**Text:**
-*-

Hacker News new | ask | show | jobs
by psacawa 1510 days ago
Since no one seems to know about it, jq is described in great detail on the github wiki page [0]. That flattens the learning curve a lot. It's not as arcane as it seems.

The touted claim that is fundamentally stateless is not true. jq is also stateful in the sense that it has variables. If you want, you can write regular procedural code this way. Some examples [1]

The real problem of jq is that it is currently lacking a maintainer to assess a number of PRs that have accumulated since 2018.

[0] https://github.com/stedolan/jq/wiki/jq-Language-Description

[1] https://github.com/fadado/JBOL/blob/master/fadado.github.io/...

6 comments

> It's not as arcane as it seems.

The issue with jq is that I use it maybe once a month, or even less. The syntax is "arcane enough" that I keep forgetting how to use it because I use it so sporadically.

In comparison awk – which I also don't use that often – has a much easier syntax that I can mostly remember.

Not entirely convinced by the zq syntax either though; it also seems "arcane enough" that I would keep forgetting it.

Bingo.

There are at least a dozen tools and languages and syntaxes that I've used sporadically over the years - awk, sed, bash, Mongo, perl, etc. I don't use them often enough to remember exactly how they work, and so I always have to spend a few hours reviewing manuals or old code repos or an O'Reilly book.

But if I do end up using it for a few days in a row, it starts to make sense, and I improve each time I use it.

But not with jq.

It just does not make sense to my brain, no matter how many times I've had to use it. Every single time I need to use it, it requires finding some Stack Exchange or blog and just copying and pasting. Even after seeing the solution, rarely do I then really understand why or how it works. Nor can I often take that knowledge and apply it to similar problems.

About the only other syntax or language that gives me such problems is Elastic Search DSL.

Same for me... everytime I have to lookup the basics... and I love awk,perl and xpath/xslt.
I wonder if someone tried to use plain JS as a filtering language? It would be more verbose but it would be easy to remember. For example:

   [1,2,3] | js "out = 0; for (const n of this) out += n"
That would print "6". `out` would be a special variable you write to to print the result, and `this` would be the input.
Not quite that, but ramda-cli[1] which I've created solves this problem, at least for me, by offering the familiar set of functions from Ramda, and you can create pipelines with those to do operations on your data.

[1]: https://github.com/raine/ramda-cli

I've used trentm's json (formerly known as jsontool) package from npm as my default tool for command-line manipulation of JSON for many years now. It provides CLI arguments for passing JavaScript code for filtering and executing on input. I have resisted investing the time into becoming fluent in jq because I've found that many of the common use cases I have are readily handled by jsontool.

-*-

**Dataset section:**
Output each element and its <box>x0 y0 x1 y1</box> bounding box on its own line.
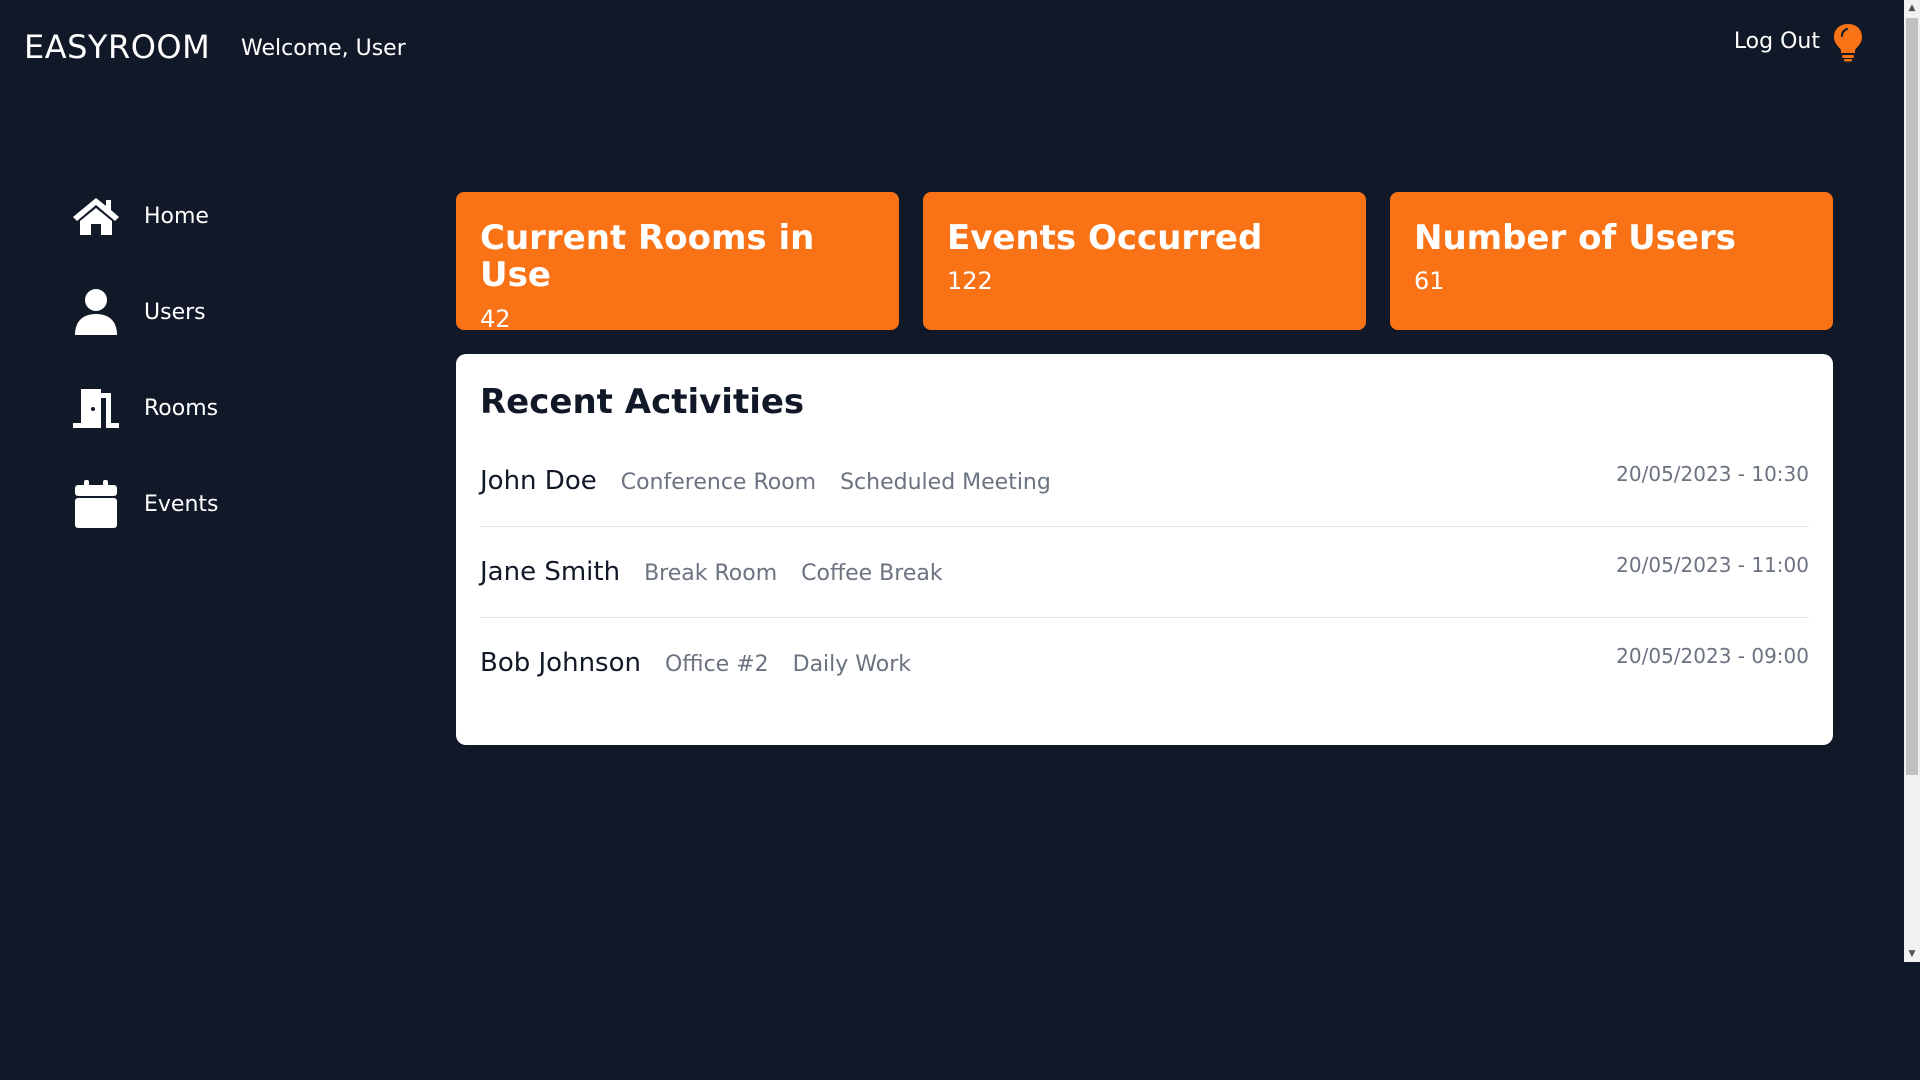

-*-

**Work to do:** Continue the Hacker News thread about jq from the point where it stops.

**Result below:**
https://www.npmjs.com/package/json

Edit: added more information

A few of the tools listed here seem to work like that, or roughly similar: https://ilya-sher.org/2018/04/10/list-of-json-tools-for-comm...

I didn't check any of them out though.

My hope was to one day add JS eval support to https://github.com/SuperpowersCorp/refactorio but as you can tell by the timestamps I haven't found any time to work on it in the last 4 years.
That's a really interesting suggestion, similar to how AWK uses $0, $1 etc.
Interesting, for me it's the exact opposite.

I've tried a couple of times to get into awk, but still find the syntax arcane.

I don't know; I wouldn't presume to tell you what you do or don't find arcane, but once I understood the somewhat unusual flow of awk ("for every line, check if the line matches this condition, and if it does run this block of code") I found it's quite easy to work with. It's "arcane" in the sense that it has an implicit loop and that it's a specialized language for a very limited class of problems, but I found that for this limited class of problem it's surprisingly effective.

  > an implicit loop
As an occasional awk user, I'd love if you expand on this. Maybe it will help clear things up for me. You're not referring to the fact that awk operates on every line independently, are you?
My mental image of awk has always been something along these lines:

    for line in readfile()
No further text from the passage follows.